Read through the entries below and return each line with the word "Flat".
▬▬▬▬▬▬▬▬▬▬
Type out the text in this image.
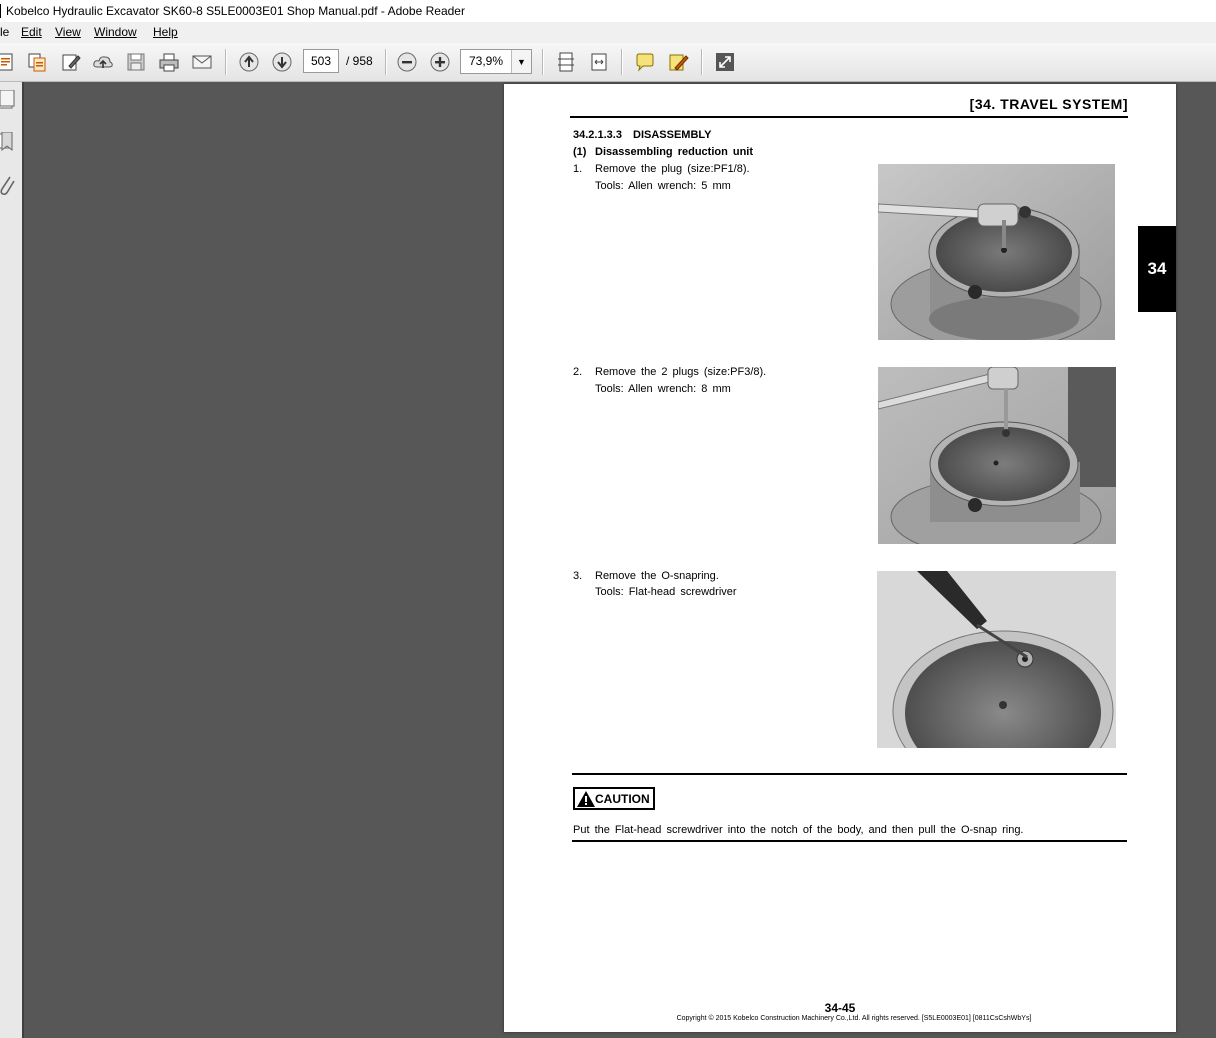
Kobelco Hydraulic Excavator SK60-8 S5LE0003E01 Shop Manual.pdf - Adobe Reader
le Edit View Window Help
503	/ 958	73,9%	▼
[34. TRAVEL SYSTEM]
34.2.1.3.3 DISASSEMBLY
(1) Disassembling reduction unit
1. Remove the plug (size:PF1/8).
Tools: Allen wrench: 5 mm
2. Remove the 2 plugs (size:PF3/8).
Tools: Allen wrench: 8 mm
3. Remove the O-snapring.
Tools: Flat-head screwdriver
CAUTION
Put the Flat-head screwdriver into the notch of the body, and then pull the O-snap ring.
34-45
Copyright © 2015 Kobelco Construction Machinery Co.,Ltd. All rights reserved. [S5LE0003E01] [0811CsCshWbYs]
34
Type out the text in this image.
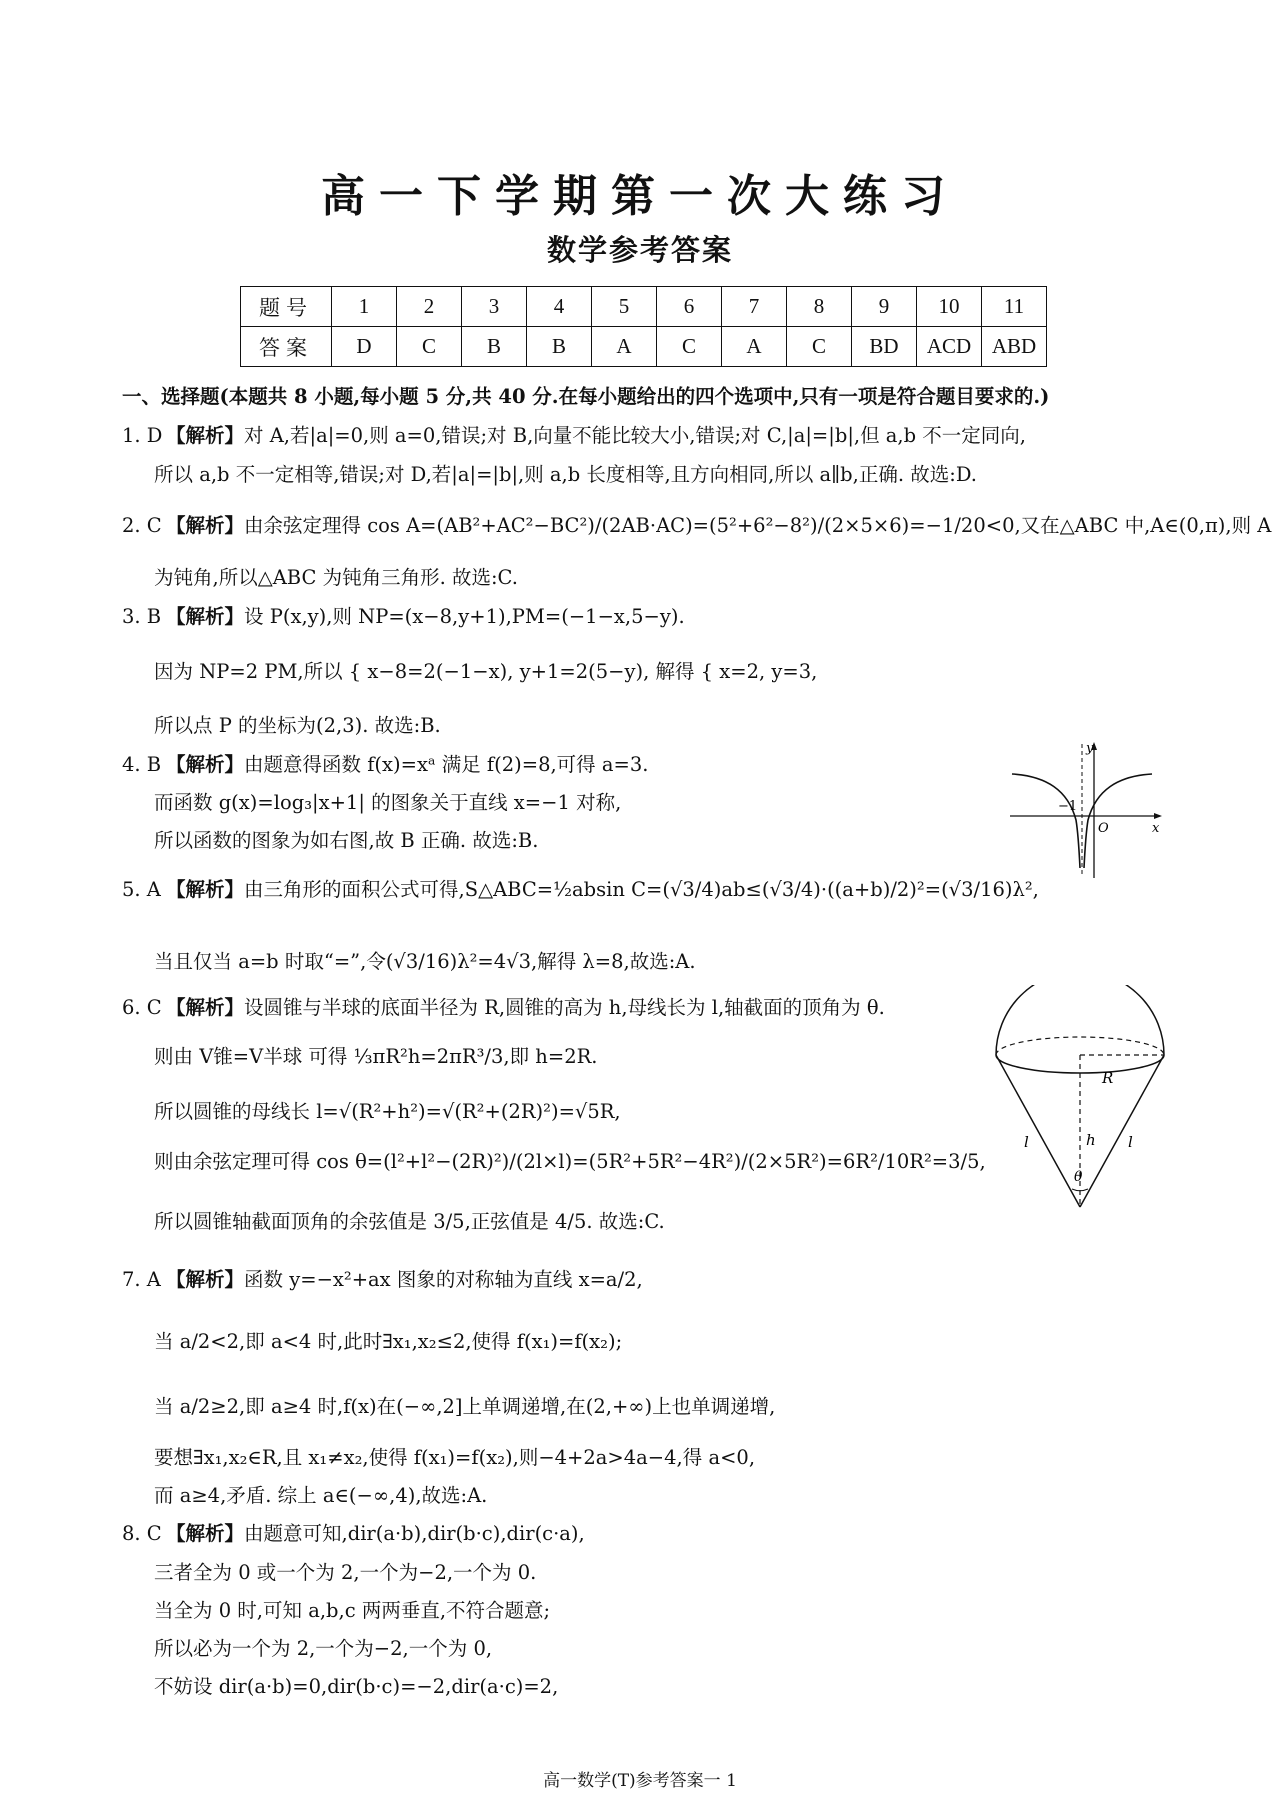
高一下学期第一次大练习
数学参考答案
题号	1	2	3	4	5	6	7	8	9	10	11
答案	D	C	B	B	A	C	A	C	BD	ACD	ABD
一、选择题(本题共 8 小题,每小题 5 分,共 40 分.在每小题给出的四个选项中,只有一项是符合题目要求的.)
1. D 【解析】对 A,若|a|=0,则 a=0,错误;对 B,向量不能比较大小,错误;对 C,|a|=|b|,但 a,b 不一定同向,
所以 a,b 不一定相等,错误;对 D,若|a|=|b|,则 a,b 长度相等,且方向相同,所以 a∥b,正确. 故选:D.
2. C 【解析】由余弦定理得 cos A=(AB²+AC²−BC²)/(2AB·AC)=(5²+6²−8²)/(2×5×6)=−1/20<0,又在△ABC 中,A∈(0,π),则 A
为钝角,所以△ABC 为钝角三角形. 故选:C.
3. B 【解析】设 P(x,y),则 NP=(x−8,y+1),PM=(−1−x,5−y).
因为 NP=2 PM,所以 { x−8=2(−1−x), y+1=2(5−y), 解得 { x=2, y=3,
所以点 P 的坐标为(2,3). 故选:B.
4. B 【解析】由题意得函数 f(x)=xᵃ 满足 f(2)=8,可得 a=3.
而函数 g(x)=log₃|x+1| 的图象关于直线 x=−1 对称,
所以函数的图象为如右图,故 B 正确. 故选:B.
y
x
O
−1
5. A 【解析】由三角形的面积公式可得,S△ABC=½absin C=(√3/4)ab≤(√3/4)·((a+b)/2)²=(√3/16)λ²,
当且仅当 a=b 时取“=”,令(√3/16)λ²=4√3,解得 λ=8,故选:A.
6. C 【解析】设圆锥与半球的底面半径为 R,圆锥的高为 h,母线长为 l,轴截面的顶角为 θ.
则由 V锥=V半球 可得 ⅓πR²h=2πR³/3,即 h=2R.
所以圆锥的母线长 l=√(R²+h²)=√(R²+(2R)²)=√5R,
则由余弦定理可得 cos θ=(l²+l²−(2R)²)/(2l×l)=(5R²+5R²−4R²)/(2×5R²)=6R²/10R²=3/5,
所以圆锥轴截面顶角的余弦值是 3/5,正弦值是 4/5. 故选:C.
R
h
l	l
θ
7. A 【解析】函数 y=−x²+ax 图象的对称轴为直线 x=a/2,
当 a/2<2,即 a<4 时,此时∃x₁,x₂≤2,使得 f(x₁)=f(x₂);
当 a/2≥2,即 a≥4 时,f(x)在(−∞,2]上单调递增,在(2,+∞)上也单调递增,
要想∃x₁,x₂∈R,且 x₁≠x₂,使得 f(x₁)=f(x₂),则−4+2a>4a−4,得 a<0,
而 a≥4,矛盾. 综上 a∈(−∞,4),故选:A.
8. C 【解析】由题意可知,dir(a·b),dir(b·c),dir(c·a),
三者全为 0 或一个为 2,一个为−2,一个为 0.
当全为 0 时,可知 a,b,c 两两垂直,不符合题意;
所以必为一个为 2,一个为−2,一个为 0,
不妨设 dir(a·b)=0,dir(b·c)=−2,dir(a·c)=2,
高一数学(T)参考答案一 1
▬▬▬▬▬▬▬▬▬▬
▸ **TASK SOLUTION**:
Tools: Flat-head screwdriver
Put the Flat-head screwdriver into the notch of the body, and then pull the O-snap ring.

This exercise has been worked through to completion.